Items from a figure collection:
>> begin

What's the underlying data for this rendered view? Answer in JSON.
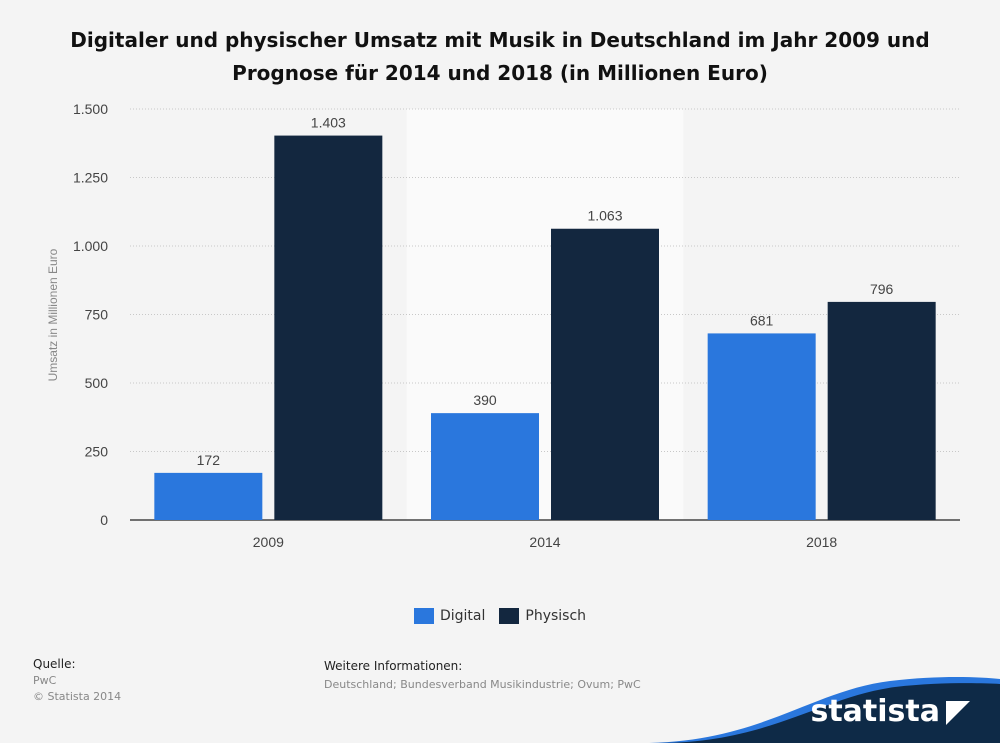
{
  "chart_data": {
    "type": "bar",
    "title": "Digitaler und physischer Umsatz mit Musik in Deutschland im Jahr 2009 und Prognose für 2014 und 2018 (in Millionen Euro)",
    "categories": [
      "2009",
      "2014",
      "2018"
    ],
    "series": [
      {
        "name": "Digital",
        "values": [
          172,
          390,
          681
        ],
        "labels": [
          "172",
          "390",
          "681"
        ],
        "color": "#2a77dd"
      },
      {
        "name": "Physisch",
        "values": [
          1403,
          1063,
          796
        ],
        "labels": [
          "1.403",
          "1.063",
          "796"
        ],
        "color": "#13273f"
      }
    ],
    "ylabel": "Umsatz in Millionen Euro",
    "ylim": [
      0,
      1500
    ],
    "yticks": [
      0,
      250,
      500,
      750,
      1000,
      1250,
      1500
    ],
    "ytick_labels": [
      "0",
      "250",
      "500",
      "750",
      "1.000",
      "1.250",
      "1.500"
    ],
    "grid": true,
    "legend": "bottom-center",
    "highlight_category": "2014"
  },
  "footer": {
    "source_heading": "Quelle:",
    "source": "PwC",
    "copyright": "© Statista 2014",
    "info_heading": "Weitere Informationen:",
    "info": "Deutschland; Bundesverband Musikindustrie; Ovum; PwC"
  },
  "brand": {
    "name": "statista",
    "color": "#0e2a47",
    "accent": "#2a77dd"
  }
}
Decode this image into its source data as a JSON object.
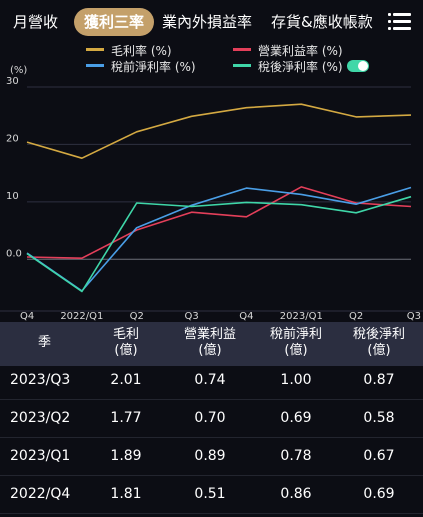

>> end

* Task description
Copy all the data exactly as written, but skip any picture.

* Response
What's the underlying data for this rendered view? Answer in JSON.
{
  "chart_data": {
    "type": "bar",
    "title": "Digitaler und physischer Umsatz mit Musik in Deutschland im Jahr 2009 und Prognose für 2014 und 2018 (in Millionen Euro)",
    "categories": [
      "2009",
      "2014",
      "2018"
    ],
    "series": [
      {
        "name": "Digital",
        "values": [
          172,
          390,
          681
        ],
        "labels": [
          "172",
          "390",
          "681"
        ],
        "color": "#2a77dd"
      },
      {
        "name": "Physisch",
        "values": [
          1403,
          1063,
          796
        ],
        "labels": [
          "1.403",
          "1.063",
          "796"
        ],
        "color": "#13273f"
      }
    ],
    "ylabel": "Umsatz in Millionen Euro",
    "ylim": [
      0,
      1500
    ],
    "yticks": [
      0,
      250,
      500,
      750,
      1000,
      1250,
      1500
    ],
    "ytick_labels": [
      "0",
      "250",
      "500",
      "750",
      "1.000",
      "1.250",
      "1.500"
    ],
    "grid": true,
    "legend": "bottom-center",
    "highlight_category": "2014"
  },
  "footer": {
    "source_heading": "Quelle:",
    "source": "PwC",
    "copyright": "© Statista 2014",
    "info_heading": "Weitere Informationen:",
    "info": "Deutschland; Bundesverband Musikindustrie; Ovum; PwC"
  },
  "brand": {
    "name": "statista",
    "color": "#0e2a47",
    "accent": "#2a77dd"
  }
}
Decode this image into its source data as a JSON object.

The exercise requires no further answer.